— START —

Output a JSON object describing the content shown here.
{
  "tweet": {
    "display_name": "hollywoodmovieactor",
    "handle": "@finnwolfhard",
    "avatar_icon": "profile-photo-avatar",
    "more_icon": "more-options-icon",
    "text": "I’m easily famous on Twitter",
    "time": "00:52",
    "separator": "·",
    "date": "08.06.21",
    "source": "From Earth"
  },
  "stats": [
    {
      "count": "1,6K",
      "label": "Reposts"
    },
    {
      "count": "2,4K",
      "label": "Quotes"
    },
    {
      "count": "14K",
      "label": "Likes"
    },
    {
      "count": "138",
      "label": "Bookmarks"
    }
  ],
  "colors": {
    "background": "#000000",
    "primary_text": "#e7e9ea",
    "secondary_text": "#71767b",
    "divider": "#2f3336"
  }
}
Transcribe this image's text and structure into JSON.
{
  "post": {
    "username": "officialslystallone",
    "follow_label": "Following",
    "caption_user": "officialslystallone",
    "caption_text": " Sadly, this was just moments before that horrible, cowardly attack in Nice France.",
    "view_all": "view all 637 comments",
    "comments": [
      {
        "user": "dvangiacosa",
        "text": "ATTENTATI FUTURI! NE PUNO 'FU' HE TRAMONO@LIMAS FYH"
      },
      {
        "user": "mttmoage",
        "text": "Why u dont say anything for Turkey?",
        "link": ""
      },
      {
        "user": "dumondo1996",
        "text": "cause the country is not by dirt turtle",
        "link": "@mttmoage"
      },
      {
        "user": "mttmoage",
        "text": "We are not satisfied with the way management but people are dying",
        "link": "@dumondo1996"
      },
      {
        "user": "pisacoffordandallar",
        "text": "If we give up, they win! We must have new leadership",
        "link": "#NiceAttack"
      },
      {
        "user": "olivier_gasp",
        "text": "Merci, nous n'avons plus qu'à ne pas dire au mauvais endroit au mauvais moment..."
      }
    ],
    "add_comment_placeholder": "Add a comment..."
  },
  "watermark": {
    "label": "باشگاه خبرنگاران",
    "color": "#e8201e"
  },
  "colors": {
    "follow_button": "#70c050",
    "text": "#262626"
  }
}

— END —

» What to work on: In the records above, find each line with the word "officialslystallone" and copy it.

» Output for this exercise:
    "username": "officialslystallone",
    "caption_user": "officialslystallone",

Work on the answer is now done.